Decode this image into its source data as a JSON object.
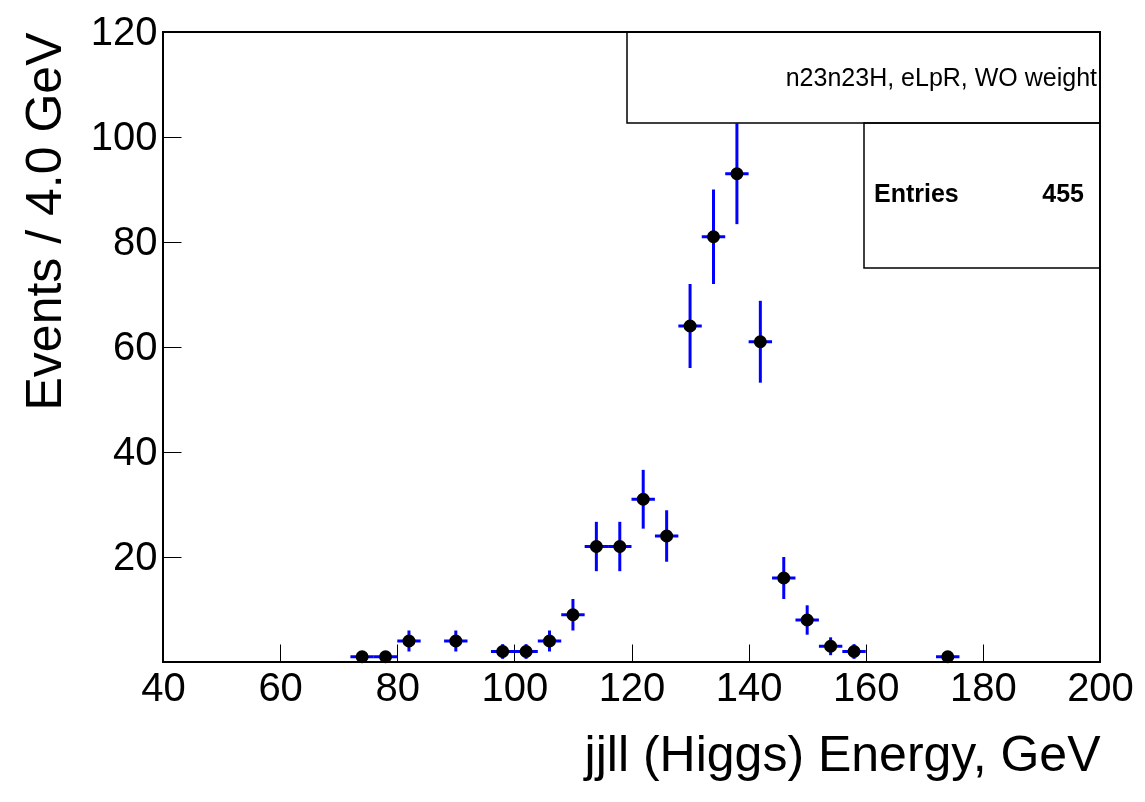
{
  "chart_data": {
    "type": "scatter",
    "title": "n23n23H, eLpR, WO weight",
    "xlabel": "jjll (Higgs) Energy, GeV",
    "ylabel": "Events / 4.0 GeV",
    "annotations": [
      "Entries",
      "455"
    ],
    "x": [
      74,
      78,
      82,
      90,
      98,
      102,
      106,
      110,
      114,
      118,
      122,
      126,
      130,
      134,
      138,
      142,
      146,
      150,
      154,
      158,
      174
    ],
    "series": [
      {
        "color": "#000000",
        "values": [
          1,
          1,
          4,
          4,
          2,
          2,
          4,
          9,
          22,
          22,
          31,
          24,
          64,
          81,
          93,
          61,
          16,
          8,
          3,
          2,
          1
        ],
        "errors": [
          null,
          null,
          2,
          2,
          1.4,
          1.4,
          2,
          3,
          4.7,
          4.7,
          5.6,
          4.9,
          8,
          9,
          9.6,
          7.8,
          4,
          2.8,
          1.7,
          1.4,
          null
        ],
        "xerrors": [
          2,
          2,
          2,
          2,
          2,
          2,
          2,
          2,
          2,
          2,
          2,
          2,
          2,
          2,
          2,
          2,
          2,
          2,
          2,
          2,
          2
        ]
      }
    ],
    "xlim": [
      40,
      200
    ],
    "xticks": [
      40,
      60,
      80,
      100,
      120,
      140,
      160,
      180,
      200
    ],
    "ylim": [
      0,
      120
    ],
    "yticks": [
      20,
      40,
      60,
      80,
      100,
      120
    ],
    "grid": false,
    "marker": "circle"
  }
}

+---+

• [The task]: Go through the listing above and write it out again exactly, dropping the pictures.

• [Task response]:
Decode this image into its source data as a JSON object.
{
  "chart_data": {
    "type": "scatter",
    "title": "n23n23H, eLpR, WO weight",
    "xlabel": "jjll (Higgs) Energy, GeV",
    "ylabel": "Events / 4.0 GeV",
    "annotations": [
      "Entries",
      "455"
    ],
    "x": [
      74,
      78,
      82,
      90,
      98,
      102,
      106,
      110,
      114,
      118,
      122,
      126,
      130,
      134,
      138,
      142,
      146,
      150,
      154,
      158,
      174
    ],
    "series": [
      {
        "color": "#000000",
        "values": [
          1,
          1,
          4,
          4,
          2,
          2,
          4,
          9,
          22,
          22,
          31,
          24,
          64,
          81,
          93,
          61,
          16,
          8,
          3,
          2,
          1
        ],
        "errors": [
          null,
          null,
          2,
          2,
          1.4,
          1.4,
          2,
          3,
          4.7,
          4.7,
          5.6,
          4.9,
          8,
          9,
          9.6,
          7.8,
          4,
          2.8,
          1.7,
          1.4,
          null
        ],
        "xerrors": [
          2,
          2,
          2,
          2,
          2,
          2,
          2,
          2,
          2,
          2,
          2,
          2,
          2,
          2,
          2,
          2,
          2,
          2,
          2,
          2,
          2
        ]
      }
    ],
    "xlim": [
      40,
      200
    ],
    "xticks": [
      40,
      60,
      80,
      100,
      120,
      140,
      160,
      180,
      200
    ],
    "ylim": [
      0,
      120
    ],
    "yticks": [
      20,
      40,
      60,
      80,
      100,
      120
    ],
    "grid": false,
    "marker": "circle"
  }
}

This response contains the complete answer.